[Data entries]
________________________________________
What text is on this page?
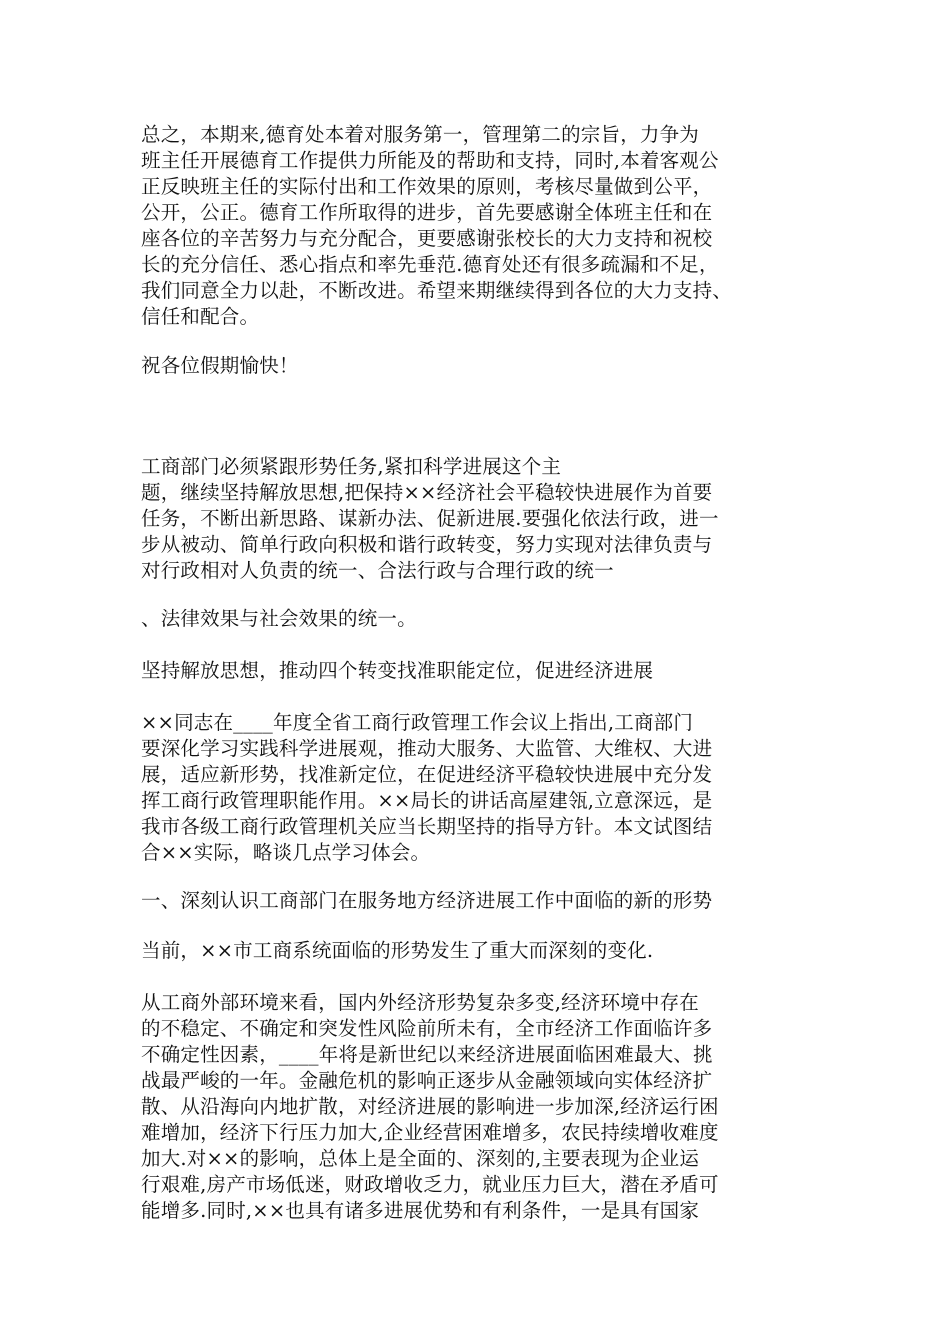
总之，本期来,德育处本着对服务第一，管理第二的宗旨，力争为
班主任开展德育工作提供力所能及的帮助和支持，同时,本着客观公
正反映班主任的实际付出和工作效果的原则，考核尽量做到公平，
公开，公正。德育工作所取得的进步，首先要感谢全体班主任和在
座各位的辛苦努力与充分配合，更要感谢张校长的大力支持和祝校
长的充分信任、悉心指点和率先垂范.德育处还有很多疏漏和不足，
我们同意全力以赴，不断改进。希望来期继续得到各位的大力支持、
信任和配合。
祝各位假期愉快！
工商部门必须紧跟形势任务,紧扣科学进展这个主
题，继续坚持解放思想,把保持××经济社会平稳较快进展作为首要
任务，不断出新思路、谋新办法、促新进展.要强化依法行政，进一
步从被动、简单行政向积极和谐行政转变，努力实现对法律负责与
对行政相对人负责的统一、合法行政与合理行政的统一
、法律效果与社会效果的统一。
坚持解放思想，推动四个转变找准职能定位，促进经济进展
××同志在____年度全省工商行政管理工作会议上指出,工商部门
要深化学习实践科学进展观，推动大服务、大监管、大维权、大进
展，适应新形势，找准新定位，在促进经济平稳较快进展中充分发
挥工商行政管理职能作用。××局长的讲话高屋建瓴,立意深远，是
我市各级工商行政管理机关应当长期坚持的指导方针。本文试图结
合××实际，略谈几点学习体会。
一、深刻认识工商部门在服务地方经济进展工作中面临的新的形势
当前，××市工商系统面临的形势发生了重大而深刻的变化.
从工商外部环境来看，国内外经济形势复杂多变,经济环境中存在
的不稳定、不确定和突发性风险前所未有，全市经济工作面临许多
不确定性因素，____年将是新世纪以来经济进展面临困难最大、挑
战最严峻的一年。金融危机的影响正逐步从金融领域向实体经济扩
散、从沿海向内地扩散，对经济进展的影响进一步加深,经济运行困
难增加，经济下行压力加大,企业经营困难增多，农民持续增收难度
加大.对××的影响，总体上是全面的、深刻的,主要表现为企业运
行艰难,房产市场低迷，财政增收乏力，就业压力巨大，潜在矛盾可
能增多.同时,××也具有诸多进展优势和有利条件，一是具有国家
________________________________________
YOUR TASK —
Write out every entry again word for word, without any of the pictures.

THE REPLY —
What text is on this page?
总之，本期来,德育处本着对服务第一，管理第二的宗旨，力争为
班主任开展德育工作提供力所能及的帮助和支持，同时,本着客观公
正反映班主任的实际付出和工作效果的原则，考核尽量做到公平，
公开，公正。德育工作所取得的进步，首先要感谢全体班主任和在
座各位的辛苦努力与充分配合，更要感谢张校长的大力支持和祝校
长的充分信任、悉心指点和率先垂范.德育处还有很多疏漏和不足，
我们同意全力以赴，不断改进。希望来期继续得到各位的大力支持、
信任和配合。
祝各位假期愉快！
工商部门必须紧跟形势任务,紧扣科学进展这个主
题，继续坚持解放思想,把保持××经济社会平稳较快进展作为首要
任务，不断出新思路、谋新办法、促新进展.要强化依法行政，进一
步从被动、简单行政向积极和谐行政转变，努力实现对法律负责与
对行政相对人负责的统一、合法行政与合理行政的统一
、法律效果与社会效果的统一。
坚持解放思想，推动四个转变找准职能定位，促进经济进展
××同志在____年度全省工商行政管理工作会议上指出,工商部门
要深化学习实践科学进展观，推动大服务、大监管、大维权、大进
展，适应新形势，找准新定位，在促进经济平稳较快进展中充分发
挥工商行政管理职能作用。××局长的讲话高屋建瓴,立意深远，是
我市各级工商行政管理机关应当长期坚持的指导方针。本文试图结
合××实际，略谈几点学习体会。
一、深刻认识工商部门在服务地方经济进展工作中面临的新的形势
当前，××市工商系统面临的形势发生了重大而深刻的变化.
从工商外部环境来看，国内外经济形势复杂多变,经济环境中存在
的不稳定、不确定和突发性风险前所未有，全市经济工作面临许多
不确定性因素，____年将是新世纪以来经济进展面临困难最大、挑
战最严峻的一年。金融危机的影响正逐步从金融领域向实体经济扩
散、从沿海向内地扩散，对经济进展的影响进一步加深,经济运行困
难增加，经济下行压力加大,企业经营困难增多，农民持续增收难度
加大.对××的影响，总体上是全面的、深刻的,主要表现为企业运
行艰难,房产市场低迷，财政增收乏力，就业压力巨大，潜在矛盾可
能增多.同时,××也具有诸多进展优势和有利条件，一是具有国家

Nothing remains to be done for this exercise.